[GOAL] Collect every line of the records below that contains the word "berlaku".

[RAW DATA]
——
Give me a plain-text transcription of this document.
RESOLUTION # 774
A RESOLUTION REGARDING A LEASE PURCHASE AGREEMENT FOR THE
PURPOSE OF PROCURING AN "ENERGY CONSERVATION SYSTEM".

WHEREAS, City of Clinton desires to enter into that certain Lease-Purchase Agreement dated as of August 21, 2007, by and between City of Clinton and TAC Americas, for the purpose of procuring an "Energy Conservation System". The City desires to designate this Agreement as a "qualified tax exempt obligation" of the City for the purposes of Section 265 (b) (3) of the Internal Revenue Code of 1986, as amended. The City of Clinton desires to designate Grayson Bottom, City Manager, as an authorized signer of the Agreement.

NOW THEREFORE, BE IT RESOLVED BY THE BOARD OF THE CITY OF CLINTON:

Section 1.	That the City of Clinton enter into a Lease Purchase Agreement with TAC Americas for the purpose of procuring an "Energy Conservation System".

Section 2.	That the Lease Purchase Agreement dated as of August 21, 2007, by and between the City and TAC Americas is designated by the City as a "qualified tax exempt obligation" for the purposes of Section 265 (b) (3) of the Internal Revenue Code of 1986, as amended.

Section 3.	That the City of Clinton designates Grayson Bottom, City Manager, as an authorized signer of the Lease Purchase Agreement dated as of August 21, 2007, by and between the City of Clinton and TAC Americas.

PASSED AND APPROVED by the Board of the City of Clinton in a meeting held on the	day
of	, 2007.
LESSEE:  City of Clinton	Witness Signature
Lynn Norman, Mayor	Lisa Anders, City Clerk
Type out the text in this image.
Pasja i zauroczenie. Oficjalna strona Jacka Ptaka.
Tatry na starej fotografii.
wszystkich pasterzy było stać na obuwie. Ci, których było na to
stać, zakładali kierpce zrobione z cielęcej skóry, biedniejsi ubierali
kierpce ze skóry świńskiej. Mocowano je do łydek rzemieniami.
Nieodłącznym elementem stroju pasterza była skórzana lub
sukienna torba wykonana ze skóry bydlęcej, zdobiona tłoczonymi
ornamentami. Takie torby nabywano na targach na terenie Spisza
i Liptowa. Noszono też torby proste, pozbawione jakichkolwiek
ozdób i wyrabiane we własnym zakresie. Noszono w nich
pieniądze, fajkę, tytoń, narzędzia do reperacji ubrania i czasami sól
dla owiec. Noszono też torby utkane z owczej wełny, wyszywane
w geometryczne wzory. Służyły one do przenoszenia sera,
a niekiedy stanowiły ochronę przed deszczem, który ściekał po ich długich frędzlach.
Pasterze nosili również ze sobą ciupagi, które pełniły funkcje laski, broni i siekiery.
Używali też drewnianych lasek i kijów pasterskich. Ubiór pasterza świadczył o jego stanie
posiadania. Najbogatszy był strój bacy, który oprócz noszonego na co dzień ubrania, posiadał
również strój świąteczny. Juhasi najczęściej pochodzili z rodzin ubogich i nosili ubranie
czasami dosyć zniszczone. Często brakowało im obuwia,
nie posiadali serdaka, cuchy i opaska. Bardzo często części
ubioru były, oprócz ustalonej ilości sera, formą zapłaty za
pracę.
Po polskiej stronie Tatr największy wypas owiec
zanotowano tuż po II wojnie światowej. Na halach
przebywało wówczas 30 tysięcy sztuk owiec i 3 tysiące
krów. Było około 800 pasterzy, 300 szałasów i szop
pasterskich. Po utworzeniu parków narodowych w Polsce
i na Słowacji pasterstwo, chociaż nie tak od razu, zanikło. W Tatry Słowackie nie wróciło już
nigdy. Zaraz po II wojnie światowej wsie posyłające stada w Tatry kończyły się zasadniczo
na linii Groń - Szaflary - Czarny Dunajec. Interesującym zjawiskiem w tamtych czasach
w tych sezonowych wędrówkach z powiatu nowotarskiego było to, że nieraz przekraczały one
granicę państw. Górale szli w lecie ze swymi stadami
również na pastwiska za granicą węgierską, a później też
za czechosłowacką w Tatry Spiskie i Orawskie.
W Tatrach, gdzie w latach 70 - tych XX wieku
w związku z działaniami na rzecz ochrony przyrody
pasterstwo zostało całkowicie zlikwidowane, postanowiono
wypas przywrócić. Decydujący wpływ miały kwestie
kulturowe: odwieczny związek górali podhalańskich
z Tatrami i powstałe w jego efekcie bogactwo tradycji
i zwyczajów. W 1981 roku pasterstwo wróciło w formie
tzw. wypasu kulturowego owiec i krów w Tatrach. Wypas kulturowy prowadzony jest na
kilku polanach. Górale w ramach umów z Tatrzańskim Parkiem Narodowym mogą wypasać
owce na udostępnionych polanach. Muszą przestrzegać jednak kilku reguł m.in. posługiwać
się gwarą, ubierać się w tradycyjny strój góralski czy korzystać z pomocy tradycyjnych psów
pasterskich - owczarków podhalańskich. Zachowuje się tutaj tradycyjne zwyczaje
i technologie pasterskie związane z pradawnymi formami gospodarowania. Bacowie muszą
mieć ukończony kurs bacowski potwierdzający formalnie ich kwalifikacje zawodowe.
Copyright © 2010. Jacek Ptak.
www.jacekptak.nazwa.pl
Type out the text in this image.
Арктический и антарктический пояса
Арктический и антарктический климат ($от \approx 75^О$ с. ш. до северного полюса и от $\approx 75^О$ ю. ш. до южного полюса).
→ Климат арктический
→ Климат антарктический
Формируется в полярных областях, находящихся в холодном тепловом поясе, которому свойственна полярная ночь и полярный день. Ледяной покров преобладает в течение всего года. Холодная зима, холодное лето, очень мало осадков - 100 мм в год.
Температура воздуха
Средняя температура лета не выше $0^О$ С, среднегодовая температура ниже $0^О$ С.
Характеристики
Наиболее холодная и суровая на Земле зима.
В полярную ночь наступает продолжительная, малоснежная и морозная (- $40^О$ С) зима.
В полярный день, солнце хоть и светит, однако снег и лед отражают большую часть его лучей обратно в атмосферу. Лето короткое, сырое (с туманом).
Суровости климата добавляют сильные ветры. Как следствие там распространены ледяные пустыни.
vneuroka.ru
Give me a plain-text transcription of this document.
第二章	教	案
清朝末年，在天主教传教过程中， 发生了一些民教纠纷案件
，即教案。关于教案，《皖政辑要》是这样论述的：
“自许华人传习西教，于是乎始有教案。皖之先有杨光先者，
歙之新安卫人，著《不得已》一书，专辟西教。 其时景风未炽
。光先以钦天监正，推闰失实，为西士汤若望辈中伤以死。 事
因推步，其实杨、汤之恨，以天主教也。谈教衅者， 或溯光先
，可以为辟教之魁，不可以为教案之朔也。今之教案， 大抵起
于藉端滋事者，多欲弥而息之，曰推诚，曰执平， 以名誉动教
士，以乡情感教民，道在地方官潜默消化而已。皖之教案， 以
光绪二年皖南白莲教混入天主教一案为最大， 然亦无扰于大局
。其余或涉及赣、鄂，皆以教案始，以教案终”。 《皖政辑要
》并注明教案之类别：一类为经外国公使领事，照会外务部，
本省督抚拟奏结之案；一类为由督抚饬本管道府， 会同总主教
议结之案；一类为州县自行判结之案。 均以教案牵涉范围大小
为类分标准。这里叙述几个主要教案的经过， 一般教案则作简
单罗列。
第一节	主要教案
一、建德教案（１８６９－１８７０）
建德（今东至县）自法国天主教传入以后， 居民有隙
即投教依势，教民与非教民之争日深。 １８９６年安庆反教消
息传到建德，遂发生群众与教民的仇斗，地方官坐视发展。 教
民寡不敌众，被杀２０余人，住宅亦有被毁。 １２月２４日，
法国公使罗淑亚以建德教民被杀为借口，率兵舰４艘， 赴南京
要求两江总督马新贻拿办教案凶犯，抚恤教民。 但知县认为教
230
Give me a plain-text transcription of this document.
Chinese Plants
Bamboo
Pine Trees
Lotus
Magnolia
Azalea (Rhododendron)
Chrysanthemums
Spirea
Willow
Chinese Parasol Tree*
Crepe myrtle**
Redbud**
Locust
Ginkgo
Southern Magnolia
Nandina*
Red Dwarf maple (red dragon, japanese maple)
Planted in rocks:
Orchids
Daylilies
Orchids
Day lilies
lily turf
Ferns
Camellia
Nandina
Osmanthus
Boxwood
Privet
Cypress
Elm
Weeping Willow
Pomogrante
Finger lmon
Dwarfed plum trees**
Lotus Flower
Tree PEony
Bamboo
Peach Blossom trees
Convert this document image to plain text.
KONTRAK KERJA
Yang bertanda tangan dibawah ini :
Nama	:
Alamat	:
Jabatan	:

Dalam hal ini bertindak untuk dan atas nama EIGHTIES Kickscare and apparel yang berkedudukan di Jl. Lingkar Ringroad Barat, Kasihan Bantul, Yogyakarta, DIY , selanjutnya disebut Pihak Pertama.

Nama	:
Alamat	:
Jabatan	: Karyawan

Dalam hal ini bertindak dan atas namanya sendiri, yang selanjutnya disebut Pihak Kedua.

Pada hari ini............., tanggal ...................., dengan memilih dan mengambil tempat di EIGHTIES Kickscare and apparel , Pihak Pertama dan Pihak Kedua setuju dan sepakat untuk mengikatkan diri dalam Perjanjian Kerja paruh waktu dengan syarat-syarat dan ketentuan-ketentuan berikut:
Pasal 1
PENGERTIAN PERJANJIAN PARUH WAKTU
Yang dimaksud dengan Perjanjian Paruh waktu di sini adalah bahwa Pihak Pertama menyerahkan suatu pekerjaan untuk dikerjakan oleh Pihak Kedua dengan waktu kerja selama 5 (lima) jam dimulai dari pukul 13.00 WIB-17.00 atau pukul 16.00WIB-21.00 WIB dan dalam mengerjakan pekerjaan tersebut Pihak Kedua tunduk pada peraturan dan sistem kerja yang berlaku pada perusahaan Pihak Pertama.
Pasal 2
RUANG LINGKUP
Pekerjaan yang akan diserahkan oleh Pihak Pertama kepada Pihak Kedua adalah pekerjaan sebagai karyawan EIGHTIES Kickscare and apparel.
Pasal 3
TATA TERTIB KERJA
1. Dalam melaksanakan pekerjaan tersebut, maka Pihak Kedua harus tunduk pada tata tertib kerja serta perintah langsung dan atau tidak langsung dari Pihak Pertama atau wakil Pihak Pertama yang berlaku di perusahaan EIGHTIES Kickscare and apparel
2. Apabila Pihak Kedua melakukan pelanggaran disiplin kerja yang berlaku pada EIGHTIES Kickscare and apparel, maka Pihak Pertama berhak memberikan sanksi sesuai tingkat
——
[EXERCISE OUTPUT]
Yang dimaksud dengan Perjanjian Paruh waktu di sini adalah bahwa Pihak Pertama menyerahkan suatu pekerjaan untuk dikerjakan oleh Pihak Kedua dengan waktu kerja selama 5 (lima) jam dimulai dari pukul 13.00 WIB-17.00 atau pukul 16.00WIB-21.00 WIB dan dalam mengerjakan pekerjaan tersebut Pihak Kedua tunduk pada peraturan dan sistem kerja yang berlaku pada perusahaan Pihak Pertama.
1. Dalam melaksanakan pekerjaan tersebut, maka Pihak Kedua harus tunduk pada tata tertib kerja serta perintah langsung dan atau tidak langsung dari Pihak Pertama atau wakil Pihak Pertama yang berlaku di perusahaan EIGHTIES Kickscare and apparel
2. Apabila Pihak Kedua melakukan pelanggaran disiplin kerja yang berlaku pada EIGHTIES Kickscare and apparel, maka Pihak Pertama berhak memberikan sanksi sesuai tingkat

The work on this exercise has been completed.